▶ Task to complete
State the number of lines that contain the word "Parse", and add nothing else.

▶ Task material
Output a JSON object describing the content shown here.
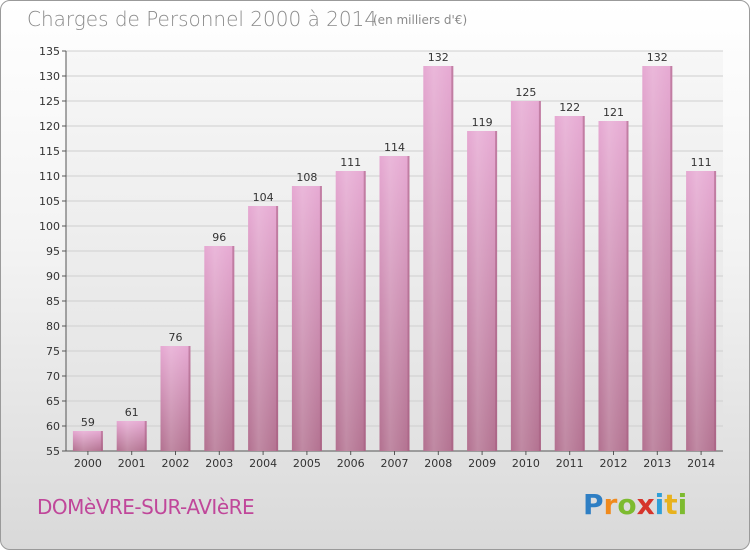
{
  "header": {
    "title": "Charges de Personnel 2000 à 2014",
    "subtitle": "(en milliers d'€)"
  },
  "footer": {
    "commune": "DOMèVRE-SUR-AVIèRE",
    "logo_letters": [
      "P",
      "r",
      "o",
      "x",
      "i",
      "t",
      "i"
    ],
    "logo_colors": [
      "#2f7fc4",
      "#f08a1c",
      "#7dbb2f",
      "#d6342b",
      "#2f9fd8",
      "#e8b21e",
      "#7dbb2f"
    ]
  },
  "chart_data": {
    "type": "bar",
    "categories": [
      "2000",
      "2001",
      "2002",
      "2003",
      "2004",
      "2005",
      "2006",
      "2007",
      "2008",
      "2009",
      "2010",
      "2011",
      "2012",
      "2013",
      "2014"
    ],
    "values": [
      59,
      61,
      76,
      96,
      104,
      108,
      111,
      114,
      132,
      119,
      125,
      122,
      121,
      132,
      111
    ],
    "ylim": [
      55,
      135
    ],
    "yticks": [
      55,
      60,
      65,
      70,
      75,
      80,
      85,
      90,
      95,
      100,
      105,
      110,
      115,
      120,
      125,
      130,
      135
    ],
    "bar_color": "#d28fbb",
    "grid": true
  }
}
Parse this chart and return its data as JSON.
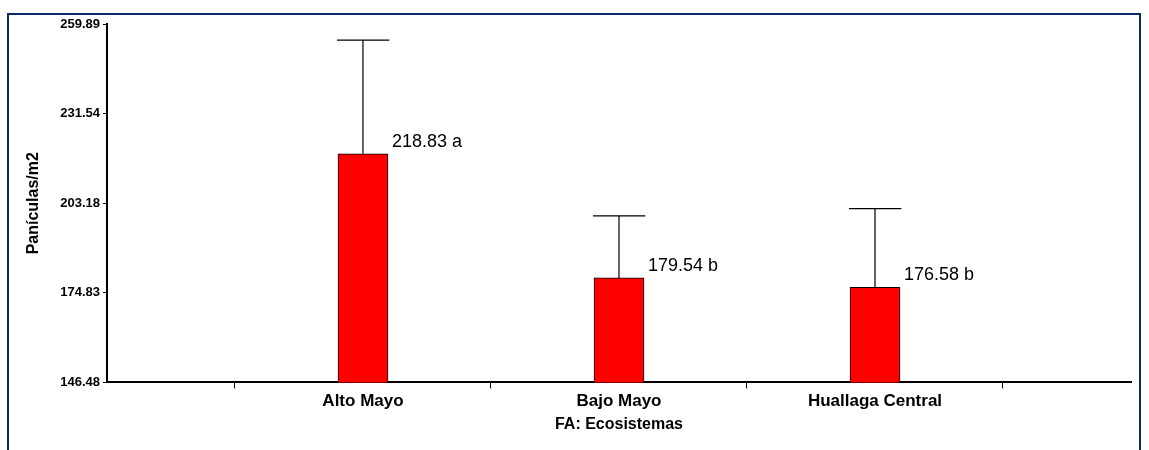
{
  "chart_data": {
    "type": "bar",
    "xlabel": "FA: Ecosistemas",
    "ylabel": "Panículas/m2",
    "categories": [
      "Alto Mayo",
      "Bajo Mayo",
      "Huallaga Central"
    ],
    "values": [
      218.83,
      179.54,
      176.58
    ],
    "color": "#ff0000",
    "errors": [
      [
        218.83,
        254.8
      ],
      [
        179.54,
        199.2
      ],
      [
        176.58,
        201.5
      ]
    ],
    "annotations": [
      {
        "text": "218.83 a",
        "x": "Alto Mayo",
        "y": 218.83
      },
      {
        "text": "179.54 b",
        "x": "Bajo Mayo",
        "y": 179.54
      },
      {
        "text": "176.58 b",
        "x": "Huallaga Central",
        "y": 176.58
      }
    ],
    "ylim": [
      146.48,
      259.89
    ],
    "yticks": [
      146.48,
      174.83,
      203.18,
      231.54,
      259.89
    ],
    "grid": false,
    "legend": false
  }
}
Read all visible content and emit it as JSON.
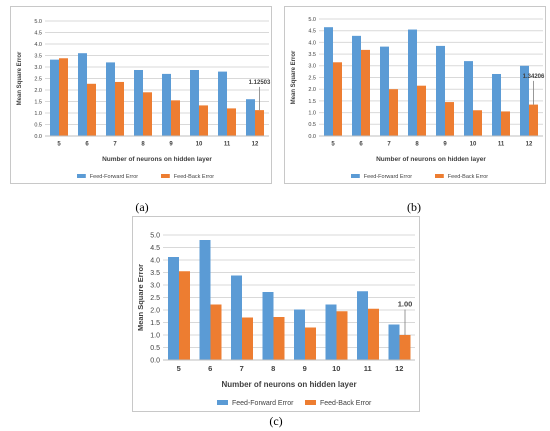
{
  "chart_data": [
    {
      "type": "bar",
      "caption": "(a)",
      "categories": [
        "5",
        "6",
        "7",
        "8",
        "9",
        "10",
        "11",
        "12"
      ],
      "series": [
        {
          "name": "Feed-Forward Error",
          "values": [
            3.32,
            3.6,
            3.2,
            2.87,
            2.7,
            2.87,
            2.8,
            1.6
          ]
        },
        {
          "name": "Feed-Back Error",
          "values": [
            3.38,
            2.27,
            2.35,
            1.9,
            1.55,
            1.33,
            1.2,
            1.12503
          ]
        }
      ],
      "xlabel": "Number of neurons on hidden layer",
      "ylabel": "Mean Square Error",
      "ylim": [
        0,
        5
      ],
      "yticks": [
        "0.0",
        "0.5",
        "1.0",
        "1.5",
        "2.0",
        "2.5",
        "3.0",
        "3.5",
        "4.0",
        "4.5",
        "5.0"
      ],
      "annotation": "1.12503",
      "grid": true,
      "legend": "bottom"
    },
    {
      "type": "bar",
      "caption": "(b)",
      "categories": [
        "5",
        "6",
        "7",
        "8",
        "9",
        "10",
        "11",
        "12"
      ],
      "series": [
        {
          "name": "Feed-Forward Error",
          "values": [
            4.65,
            4.28,
            3.82,
            4.55,
            3.85,
            3.2,
            2.65,
            3.0
          ]
        },
        {
          "name": "Feed-Back Error",
          "values": [
            3.15,
            3.68,
            2.0,
            2.15,
            1.45,
            1.1,
            1.05,
            1.34206
          ]
        }
      ],
      "xlabel": "Number of neurons on hidden layer",
      "ylabel": "Mean Square Error",
      "ylim": [
        0,
        5
      ],
      "yticks": [
        "0.0",
        "0.5",
        "1.0",
        "1.5",
        "2.0",
        "2.5",
        "3.0",
        "3.5",
        "4.0",
        "4.5",
        "5.0"
      ],
      "annotation": "1.34206",
      "grid": true,
      "legend": "bottom"
    },
    {
      "type": "bar",
      "caption": "(c)",
      "categories": [
        "5",
        "6",
        "7",
        "8",
        "9",
        "10",
        "11",
        "12"
      ],
      "series": [
        {
          "name": "Feed-Forward Error",
          "values": [
            4.12,
            4.8,
            3.38,
            2.72,
            2.02,
            2.22,
            2.75,
            1.42
          ]
        },
        {
          "name": "Feed-Back Error",
          "values": [
            3.55,
            2.22,
            1.7,
            1.72,
            1.3,
            1.95,
            2.05,
            1.0
          ]
        }
      ],
      "xlabel": "Number of neurons on hidden layer",
      "ylabel": "Mean Square Error",
      "ylim": [
        0,
        5
      ],
      "yticks": [
        "0.0",
        "0.5",
        "1.0",
        "1.5",
        "2.0",
        "2.5",
        "3.0",
        "3.5",
        "4.0",
        "4.5",
        "5.0"
      ],
      "annotation": "1.00",
      "grid": true,
      "legend": "bottom"
    }
  ],
  "colors": {
    "feed_forward": "#5b9bd5",
    "feed_back": "#ed7d31",
    "grid": "#d9d9d9",
    "axis_text": "#404040"
  }
}
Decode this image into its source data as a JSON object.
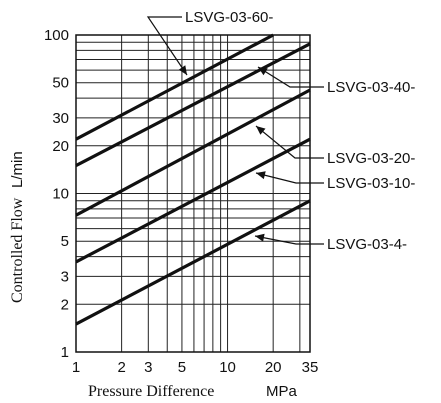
{
  "chart_data": {
    "type": "line",
    "xscale": "log",
    "yscale": "log",
    "xlim": [
      1,
      35
    ],
    "ylim": [
      1,
      100
    ],
    "grid": true,
    "xlabel": "Pressure Difference",
    "xunit": "MPa",
    "ylabel": "Controlled Flow",
    "yunit": "L/min",
    "x_ticks": [
      1,
      2,
      3,
      5,
      10,
      20,
      35
    ],
    "x_tick_labels": [
      "1",
      "2",
      "3",
      "5",
      "10",
      "20",
      "35"
    ],
    "y_ticks": [
      1,
      2,
      3,
      5,
      10,
      20,
      30,
      50,
      100
    ],
    "y_tick_labels": [
      "1",
      "2",
      "3",
      "5",
      "10",
      "20",
      "30",
      "50",
      "100"
    ],
    "series": [
      {
        "name": "LSVG-03-60-",
        "x": [
          1,
          20
        ],
        "y": [
          22,
          100
        ],
        "label_y": 18
      },
      {
        "name": "LSVG-03-40-",
        "x": [
          1,
          35
        ],
        "y": [
          15,
          88
        ],
        "label_y": 56
      },
      {
        "name": "LSVG-03-20-",
        "x": [
          1,
          35
        ],
        "y": [
          7.3,
          45
        ],
        "label_y": 29
      },
      {
        "name": "LSVG-03-10-",
        "x": [
          1,
          35
        ],
        "y": [
          3.7,
          22
        ],
        "label_y": 14
      },
      {
        "name": "LSVG-03-4-",
        "x": [
          1,
          35
        ],
        "y": [
          1.5,
          9
        ],
        "label_y": 6
      }
    ]
  }
}
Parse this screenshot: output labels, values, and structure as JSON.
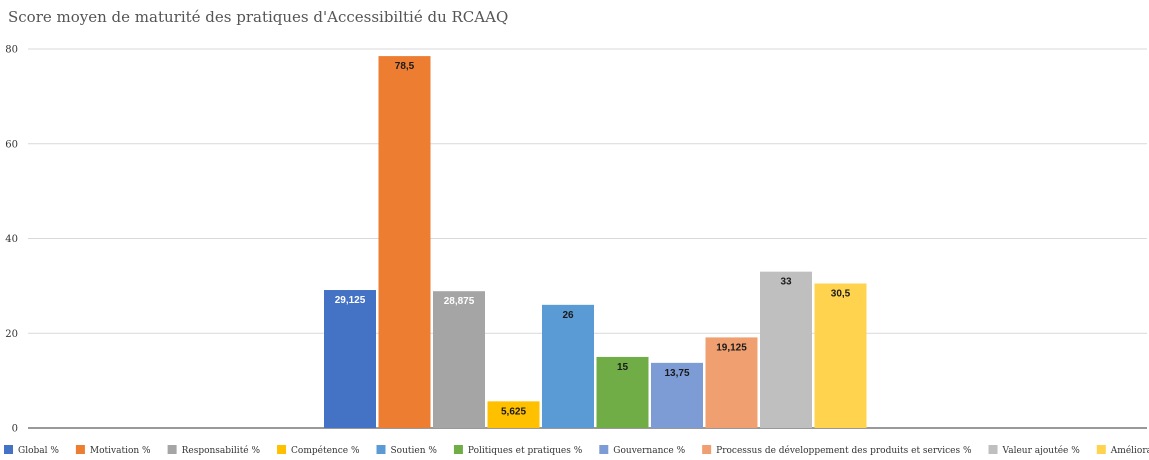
{
  "chart_data": {
    "type": "bar",
    "title": "Score moyen de maturité des pratiques d'Accessibiltié du RCAAQ",
    "xlabel": "",
    "ylabel": "",
    "ylim": [
      0,
      80
    ],
    "yticks": [
      0,
      20,
      40,
      60,
      80
    ],
    "grid": true,
    "legend_position": "bottom",
    "series": [
      {
        "name": "Global %",
        "value": 29.125,
        "label": "29,125",
        "color": "#4472c4",
        "label_color": "#ffffff"
      },
      {
        "name": "Motivation %",
        "value": 78.5,
        "label": "78,5",
        "color": "#ed7d31",
        "label_color": "#1a1a1a"
      },
      {
        "name": "Responsabilité %",
        "value": 28.875,
        "label": "28,875",
        "color": "#a5a5a5",
        "label_color": "#ffffff"
      },
      {
        "name": "Compétence %",
        "value": 5.625,
        "label": "5,625",
        "color": "#ffc000",
        "label_color": "#1a1a1a"
      },
      {
        "name": "Soutien %",
        "value": 26,
        "label": "26",
        "color": "#5b9bd5",
        "label_color": "#1a1a1a"
      },
      {
        "name": "Politiques et pratiques %",
        "value": 15,
        "label": "15",
        "color": "#70ad47",
        "label_color": "#1a1a1a"
      },
      {
        "name": "Gouvernance %",
        "value": 13.75,
        "label": "13,75",
        "color": "#7d9bd4",
        "label_color": "#1a1a1a"
      },
      {
        "name": "Processus de développement des produits et services %",
        "value": 19.125,
        "label": "19,125",
        "color": "#f0a070",
        "label_color": "#1a1a1a"
      },
      {
        "name": "Valeur ajoutée  %",
        "value": 33,
        "label": "33",
        "color": "#bfbfbf",
        "label_color": "#1a1a1a"
      },
      {
        "name": "Amélioration continue et innovation %",
        "value": 30.5,
        "label": "30,5",
        "color": "#ffd34d",
        "label_color": "#1a1a1a"
      }
    ]
  }
}
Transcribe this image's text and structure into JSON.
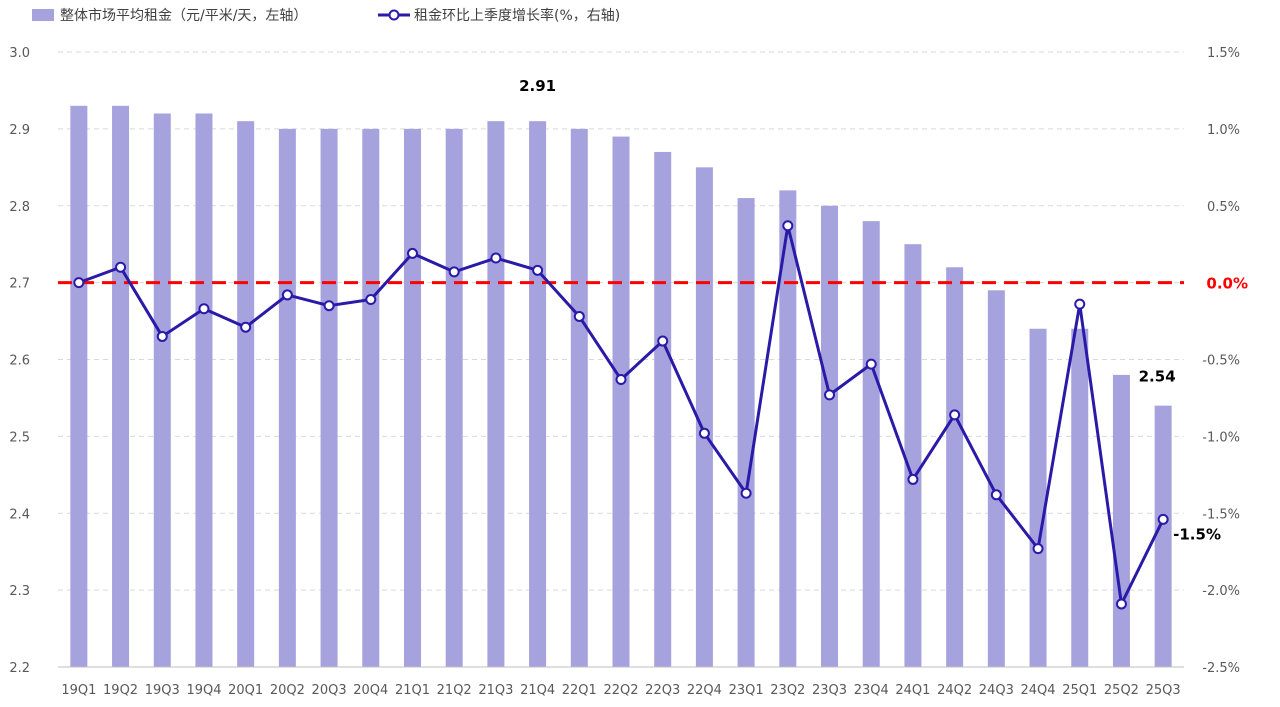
{
  "chart_data": {
    "type": "bar+line",
    "categories": [
      "19Q1",
      "19Q2",
      "19Q3",
      "19Q4",
      "20Q1",
      "20Q2",
      "20Q3",
      "20Q4",
      "21Q1",
      "21Q2",
      "21Q3",
      "21Q4",
      "22Q1",
      "22Q2",
      "22Q3",
      "22Q4",
      "23Q1",
      "23Q2",
      "23Q3",
      "23Q4",
      "24Q1",
      "24Q2",
      "24Q3",
      "24Q4",
      "25Q1",
      "25Q2",
      "25Q3"
    ],
    "series": [
      {
        "name": "整体市场平均租金（元/平米/天，左轴）",
        "type": "bar",
        "axis": "left",
        "color": "#a6a2dd",
        "values": [
          2.93,
          2.93,
          2.92,
          2.92,
          2.91,
          2.9,
          2.9,
          2.9,
          2.9,
          2.9,
          2.91,
          2.91,
          2.9,
          2.89,
          2.87,
          2.85,
          2.81,
          2.82,
          2.8,
          2.78,
          2.75,
          2.72,
          2.69,
          2.64,
          2.64,
          2.58,
          2.54
        ]
      },
      {
        "name": "租金环比上季度增长率(%，右轴)",
        "type": "line",
        "axis": "right",
        "color": "#2a1aa8",
        "values": [
          0.0,
          0.1,
          -0.35,
          -0.17,
          -0.29,
          -0.08,
          -0.15,
          -0.11,
          0.19,
          0.07,
          0.16,
          0.08,
          -0.22,
          -0.63,
          -0.38,
          -0.98,
          -1.37,
          0.37,
          -0.73,
          -0.53,
          -1.28,
          -0.86,
          -1.38,
          -1.73,
          -0.14,
          -2.09,
          -1.54
        ]
      }
    ],
    "y_left": {
      "min": 2.2,
      "max": 3.0,
      "step": 0.1,
      "ticks": [
        "2.2",
        "2.3",
        "2.4",
        "2.5",
        "2.6",
        "2.7",
        "2.8",
        "2.9",
        "3.0"
      ]
    },
    "y_right": {
      "min": -2.5,
      "max": 1.5,
      "step": 0.5,
      "ticks": [
        "-2.5%",
        "-2.0%",
        "-1.5%",
        "-1.0%",
        "-0.5%",
        "0.0%",
        "0.5%",
        "1.0%",
        "1.5%"
      ]
    },
    "reference_line": {
      "axis": "right",
      "value": 0.0,
      "color": "#ff0000",
      "label": "0.0%"
    },
    "annotations": [
      {
        "text": "2.91",
        "category_index": 11,
        "series": "bar"
      },
      {
        "text": "2.54",
        "category_index": 26,
        "series": "bar"
      },
      {
        "text": "-1.5%",
        "category_index": 26,
        "series": "line"
      }
    ],
    "grid": true,
    "legend_position": "top-left"
  }
}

▶ Full solution
2